DESCRIPTION OF THE TASK —
Track down the lines that contain "JSON" and copy them.

INFORMATION GIVEN —
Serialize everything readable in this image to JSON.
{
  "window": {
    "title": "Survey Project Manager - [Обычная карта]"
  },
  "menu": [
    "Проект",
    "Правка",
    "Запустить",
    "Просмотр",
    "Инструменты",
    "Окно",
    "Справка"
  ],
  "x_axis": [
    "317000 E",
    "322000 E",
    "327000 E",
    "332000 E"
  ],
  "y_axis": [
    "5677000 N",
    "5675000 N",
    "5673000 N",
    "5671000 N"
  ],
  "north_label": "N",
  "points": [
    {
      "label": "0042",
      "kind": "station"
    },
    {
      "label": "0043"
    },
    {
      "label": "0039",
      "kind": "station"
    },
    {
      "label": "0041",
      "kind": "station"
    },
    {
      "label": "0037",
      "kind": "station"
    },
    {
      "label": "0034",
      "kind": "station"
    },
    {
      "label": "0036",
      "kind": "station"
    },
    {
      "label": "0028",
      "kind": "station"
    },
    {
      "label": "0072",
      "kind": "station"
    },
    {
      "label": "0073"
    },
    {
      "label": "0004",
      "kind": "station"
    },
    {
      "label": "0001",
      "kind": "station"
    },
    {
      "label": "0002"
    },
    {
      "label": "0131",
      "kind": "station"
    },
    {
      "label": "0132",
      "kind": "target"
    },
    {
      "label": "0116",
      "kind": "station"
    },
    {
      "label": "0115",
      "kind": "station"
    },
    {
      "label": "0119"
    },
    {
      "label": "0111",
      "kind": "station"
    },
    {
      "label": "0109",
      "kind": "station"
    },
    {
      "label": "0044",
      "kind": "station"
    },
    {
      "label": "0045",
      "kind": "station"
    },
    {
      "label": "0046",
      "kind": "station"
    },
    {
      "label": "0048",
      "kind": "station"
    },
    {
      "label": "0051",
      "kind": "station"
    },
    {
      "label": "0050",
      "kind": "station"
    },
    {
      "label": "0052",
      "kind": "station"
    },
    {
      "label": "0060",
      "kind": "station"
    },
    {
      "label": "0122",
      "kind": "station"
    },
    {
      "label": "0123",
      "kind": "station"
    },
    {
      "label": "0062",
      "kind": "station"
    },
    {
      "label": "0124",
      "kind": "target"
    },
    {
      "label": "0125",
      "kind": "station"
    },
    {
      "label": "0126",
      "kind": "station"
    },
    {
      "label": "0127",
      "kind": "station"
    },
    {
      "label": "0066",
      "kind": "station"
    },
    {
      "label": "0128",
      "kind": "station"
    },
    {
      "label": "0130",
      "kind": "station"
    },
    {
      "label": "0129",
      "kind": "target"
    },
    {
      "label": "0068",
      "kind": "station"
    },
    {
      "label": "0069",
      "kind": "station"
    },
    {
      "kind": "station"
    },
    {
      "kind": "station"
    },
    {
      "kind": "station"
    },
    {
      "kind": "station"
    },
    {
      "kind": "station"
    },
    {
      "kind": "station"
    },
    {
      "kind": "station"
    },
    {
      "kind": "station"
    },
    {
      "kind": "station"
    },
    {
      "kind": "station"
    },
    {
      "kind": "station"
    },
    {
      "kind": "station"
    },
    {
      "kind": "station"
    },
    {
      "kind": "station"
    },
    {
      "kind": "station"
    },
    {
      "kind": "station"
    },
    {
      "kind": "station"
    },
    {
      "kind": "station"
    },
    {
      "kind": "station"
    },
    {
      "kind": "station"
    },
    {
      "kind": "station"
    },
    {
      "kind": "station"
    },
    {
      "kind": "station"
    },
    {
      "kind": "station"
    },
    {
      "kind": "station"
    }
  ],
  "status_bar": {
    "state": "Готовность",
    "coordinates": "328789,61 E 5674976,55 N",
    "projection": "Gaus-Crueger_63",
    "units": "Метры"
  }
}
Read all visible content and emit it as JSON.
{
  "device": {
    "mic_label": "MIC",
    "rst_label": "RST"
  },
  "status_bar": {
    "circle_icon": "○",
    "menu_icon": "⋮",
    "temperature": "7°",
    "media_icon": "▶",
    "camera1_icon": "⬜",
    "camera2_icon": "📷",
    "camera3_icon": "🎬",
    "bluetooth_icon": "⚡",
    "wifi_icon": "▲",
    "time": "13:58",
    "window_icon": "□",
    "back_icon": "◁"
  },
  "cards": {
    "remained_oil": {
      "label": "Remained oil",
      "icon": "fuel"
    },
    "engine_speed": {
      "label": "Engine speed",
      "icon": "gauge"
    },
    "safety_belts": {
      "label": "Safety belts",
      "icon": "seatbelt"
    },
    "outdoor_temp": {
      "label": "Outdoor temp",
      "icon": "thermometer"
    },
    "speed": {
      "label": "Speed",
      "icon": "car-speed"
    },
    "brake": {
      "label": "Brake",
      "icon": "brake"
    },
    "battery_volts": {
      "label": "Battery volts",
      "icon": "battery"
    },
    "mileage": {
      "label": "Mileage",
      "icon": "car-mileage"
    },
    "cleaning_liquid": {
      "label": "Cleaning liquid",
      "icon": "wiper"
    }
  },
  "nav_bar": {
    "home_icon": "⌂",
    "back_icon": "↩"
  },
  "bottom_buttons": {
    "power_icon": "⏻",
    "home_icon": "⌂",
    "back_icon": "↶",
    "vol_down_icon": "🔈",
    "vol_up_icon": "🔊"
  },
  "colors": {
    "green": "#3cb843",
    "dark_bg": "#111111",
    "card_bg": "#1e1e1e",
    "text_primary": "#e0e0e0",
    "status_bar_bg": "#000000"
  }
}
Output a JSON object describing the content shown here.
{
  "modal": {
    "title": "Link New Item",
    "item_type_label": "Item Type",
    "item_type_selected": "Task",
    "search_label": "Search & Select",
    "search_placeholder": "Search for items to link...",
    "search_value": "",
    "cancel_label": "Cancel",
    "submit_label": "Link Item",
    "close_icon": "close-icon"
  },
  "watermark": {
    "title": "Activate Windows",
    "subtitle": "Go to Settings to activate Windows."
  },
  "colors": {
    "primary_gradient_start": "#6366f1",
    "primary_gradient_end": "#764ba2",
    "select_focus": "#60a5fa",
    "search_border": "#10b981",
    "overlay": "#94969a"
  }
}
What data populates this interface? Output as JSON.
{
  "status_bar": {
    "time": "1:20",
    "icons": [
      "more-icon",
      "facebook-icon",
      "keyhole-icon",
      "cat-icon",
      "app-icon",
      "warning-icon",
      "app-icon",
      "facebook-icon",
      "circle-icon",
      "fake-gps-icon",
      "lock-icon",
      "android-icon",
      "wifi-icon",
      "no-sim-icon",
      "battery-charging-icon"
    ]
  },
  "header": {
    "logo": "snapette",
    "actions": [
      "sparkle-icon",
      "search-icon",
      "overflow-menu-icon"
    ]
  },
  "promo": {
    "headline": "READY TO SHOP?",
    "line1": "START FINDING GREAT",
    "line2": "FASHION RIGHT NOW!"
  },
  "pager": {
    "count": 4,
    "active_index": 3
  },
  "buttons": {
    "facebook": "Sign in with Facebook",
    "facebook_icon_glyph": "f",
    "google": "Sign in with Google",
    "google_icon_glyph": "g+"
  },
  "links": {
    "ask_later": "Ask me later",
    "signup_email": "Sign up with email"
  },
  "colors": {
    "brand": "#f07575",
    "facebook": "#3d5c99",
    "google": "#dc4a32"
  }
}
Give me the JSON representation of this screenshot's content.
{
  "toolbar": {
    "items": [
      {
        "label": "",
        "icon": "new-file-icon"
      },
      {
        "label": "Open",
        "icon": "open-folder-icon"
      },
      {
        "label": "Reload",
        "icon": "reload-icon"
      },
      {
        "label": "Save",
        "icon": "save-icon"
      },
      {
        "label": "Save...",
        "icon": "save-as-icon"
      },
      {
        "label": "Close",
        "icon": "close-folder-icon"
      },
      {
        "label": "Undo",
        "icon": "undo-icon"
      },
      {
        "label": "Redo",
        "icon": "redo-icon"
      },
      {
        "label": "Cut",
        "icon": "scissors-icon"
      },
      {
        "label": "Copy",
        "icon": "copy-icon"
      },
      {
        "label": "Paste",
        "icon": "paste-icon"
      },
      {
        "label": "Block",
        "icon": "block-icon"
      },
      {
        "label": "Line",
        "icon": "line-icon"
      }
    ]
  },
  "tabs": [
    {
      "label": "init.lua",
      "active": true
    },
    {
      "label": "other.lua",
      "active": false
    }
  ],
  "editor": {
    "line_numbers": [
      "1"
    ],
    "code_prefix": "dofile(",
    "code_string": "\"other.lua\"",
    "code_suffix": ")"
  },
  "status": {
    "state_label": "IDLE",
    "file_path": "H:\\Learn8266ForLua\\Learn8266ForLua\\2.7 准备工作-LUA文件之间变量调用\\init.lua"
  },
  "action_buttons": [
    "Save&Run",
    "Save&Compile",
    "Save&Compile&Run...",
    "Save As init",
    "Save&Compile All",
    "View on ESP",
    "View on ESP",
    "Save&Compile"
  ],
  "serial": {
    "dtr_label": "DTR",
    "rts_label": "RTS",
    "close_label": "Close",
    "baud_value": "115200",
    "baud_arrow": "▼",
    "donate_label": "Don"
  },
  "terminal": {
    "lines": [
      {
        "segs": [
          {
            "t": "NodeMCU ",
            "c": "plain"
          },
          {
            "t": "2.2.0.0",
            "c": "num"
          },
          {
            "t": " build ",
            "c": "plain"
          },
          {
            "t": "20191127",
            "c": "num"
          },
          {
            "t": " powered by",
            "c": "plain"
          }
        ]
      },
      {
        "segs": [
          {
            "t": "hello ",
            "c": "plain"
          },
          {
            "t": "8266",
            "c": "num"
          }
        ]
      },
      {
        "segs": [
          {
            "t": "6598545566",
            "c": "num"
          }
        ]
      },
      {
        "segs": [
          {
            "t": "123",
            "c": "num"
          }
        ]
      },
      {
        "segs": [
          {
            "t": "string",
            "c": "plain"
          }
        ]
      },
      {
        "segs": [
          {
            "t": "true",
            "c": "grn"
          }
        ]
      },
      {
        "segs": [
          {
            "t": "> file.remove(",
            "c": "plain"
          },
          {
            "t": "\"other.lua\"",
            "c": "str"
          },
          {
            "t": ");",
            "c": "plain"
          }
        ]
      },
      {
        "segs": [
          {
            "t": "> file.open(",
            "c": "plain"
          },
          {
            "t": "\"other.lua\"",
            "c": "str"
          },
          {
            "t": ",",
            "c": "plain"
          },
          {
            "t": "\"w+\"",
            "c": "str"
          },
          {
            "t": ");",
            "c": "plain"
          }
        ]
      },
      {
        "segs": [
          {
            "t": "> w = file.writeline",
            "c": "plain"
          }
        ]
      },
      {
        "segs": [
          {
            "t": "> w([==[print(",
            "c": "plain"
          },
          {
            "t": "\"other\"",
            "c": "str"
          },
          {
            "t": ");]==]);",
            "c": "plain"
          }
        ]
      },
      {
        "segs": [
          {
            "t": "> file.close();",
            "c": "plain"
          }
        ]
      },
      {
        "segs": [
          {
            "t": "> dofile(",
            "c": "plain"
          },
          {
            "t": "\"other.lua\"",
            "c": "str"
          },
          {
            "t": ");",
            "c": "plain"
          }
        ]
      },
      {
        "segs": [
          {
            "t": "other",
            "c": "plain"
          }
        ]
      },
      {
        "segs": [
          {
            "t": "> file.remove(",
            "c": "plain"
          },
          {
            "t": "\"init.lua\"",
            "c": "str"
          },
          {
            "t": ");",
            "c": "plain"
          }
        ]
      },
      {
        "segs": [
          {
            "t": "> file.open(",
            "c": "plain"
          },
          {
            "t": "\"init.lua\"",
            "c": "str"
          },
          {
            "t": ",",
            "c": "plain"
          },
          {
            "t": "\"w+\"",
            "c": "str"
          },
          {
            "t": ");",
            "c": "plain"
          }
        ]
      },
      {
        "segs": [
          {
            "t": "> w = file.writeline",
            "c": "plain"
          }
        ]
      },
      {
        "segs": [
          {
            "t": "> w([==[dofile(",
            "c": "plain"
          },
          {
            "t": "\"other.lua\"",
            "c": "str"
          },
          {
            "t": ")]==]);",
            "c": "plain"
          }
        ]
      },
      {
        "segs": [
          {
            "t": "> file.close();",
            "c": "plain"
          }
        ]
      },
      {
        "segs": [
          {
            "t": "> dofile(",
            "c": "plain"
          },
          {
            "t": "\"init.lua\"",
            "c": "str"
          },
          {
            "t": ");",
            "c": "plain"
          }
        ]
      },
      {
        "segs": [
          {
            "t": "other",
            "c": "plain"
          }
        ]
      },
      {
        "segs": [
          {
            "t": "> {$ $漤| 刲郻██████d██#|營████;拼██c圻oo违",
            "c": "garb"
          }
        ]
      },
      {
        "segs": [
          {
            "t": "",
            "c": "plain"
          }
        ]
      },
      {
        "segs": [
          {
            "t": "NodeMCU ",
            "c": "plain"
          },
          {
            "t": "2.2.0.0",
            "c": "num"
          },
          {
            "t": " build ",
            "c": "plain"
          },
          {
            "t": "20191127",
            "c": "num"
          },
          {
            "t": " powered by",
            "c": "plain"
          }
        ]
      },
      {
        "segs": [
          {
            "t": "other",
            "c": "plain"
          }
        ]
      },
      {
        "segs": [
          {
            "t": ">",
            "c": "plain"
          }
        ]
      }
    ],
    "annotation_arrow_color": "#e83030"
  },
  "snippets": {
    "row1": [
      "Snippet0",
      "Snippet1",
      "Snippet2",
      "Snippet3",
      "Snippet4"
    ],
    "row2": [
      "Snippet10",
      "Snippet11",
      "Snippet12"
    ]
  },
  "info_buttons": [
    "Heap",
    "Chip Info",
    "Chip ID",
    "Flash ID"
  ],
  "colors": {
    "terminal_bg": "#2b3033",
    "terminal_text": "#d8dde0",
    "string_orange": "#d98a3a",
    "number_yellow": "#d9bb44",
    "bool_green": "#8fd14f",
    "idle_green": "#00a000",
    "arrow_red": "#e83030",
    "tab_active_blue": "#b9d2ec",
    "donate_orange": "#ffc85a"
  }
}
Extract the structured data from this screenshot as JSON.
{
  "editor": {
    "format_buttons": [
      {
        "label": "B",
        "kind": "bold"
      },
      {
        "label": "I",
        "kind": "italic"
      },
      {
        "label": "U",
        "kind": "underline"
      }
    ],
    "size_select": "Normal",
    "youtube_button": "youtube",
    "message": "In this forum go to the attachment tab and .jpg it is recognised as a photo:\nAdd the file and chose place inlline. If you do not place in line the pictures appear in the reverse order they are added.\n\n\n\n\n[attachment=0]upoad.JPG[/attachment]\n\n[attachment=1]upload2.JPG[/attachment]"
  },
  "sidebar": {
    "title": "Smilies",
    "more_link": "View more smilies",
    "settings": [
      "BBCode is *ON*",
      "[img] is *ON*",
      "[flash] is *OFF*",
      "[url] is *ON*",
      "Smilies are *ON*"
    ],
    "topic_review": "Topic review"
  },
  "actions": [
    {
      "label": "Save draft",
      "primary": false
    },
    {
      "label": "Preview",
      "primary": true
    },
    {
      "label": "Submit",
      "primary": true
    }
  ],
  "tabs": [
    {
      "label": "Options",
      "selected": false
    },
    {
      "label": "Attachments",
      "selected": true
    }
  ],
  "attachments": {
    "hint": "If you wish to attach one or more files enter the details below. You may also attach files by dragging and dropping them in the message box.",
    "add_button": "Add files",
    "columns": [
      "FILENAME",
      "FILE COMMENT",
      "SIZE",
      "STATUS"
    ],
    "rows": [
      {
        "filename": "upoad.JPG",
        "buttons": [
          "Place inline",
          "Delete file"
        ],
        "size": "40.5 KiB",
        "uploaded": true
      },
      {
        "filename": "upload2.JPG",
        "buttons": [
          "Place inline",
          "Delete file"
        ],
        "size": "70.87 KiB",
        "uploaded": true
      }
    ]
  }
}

FINAL ANSWER —
Serialize everything readable in this image to JSON.
Read all visible content and emit it as JSON.
Output a JSON object describing the content shown here.
What data populates this interface? Output as JSON.
Give me the JSON representation of this screenshot's content.
Extract the structured data from this screenshot as JSON.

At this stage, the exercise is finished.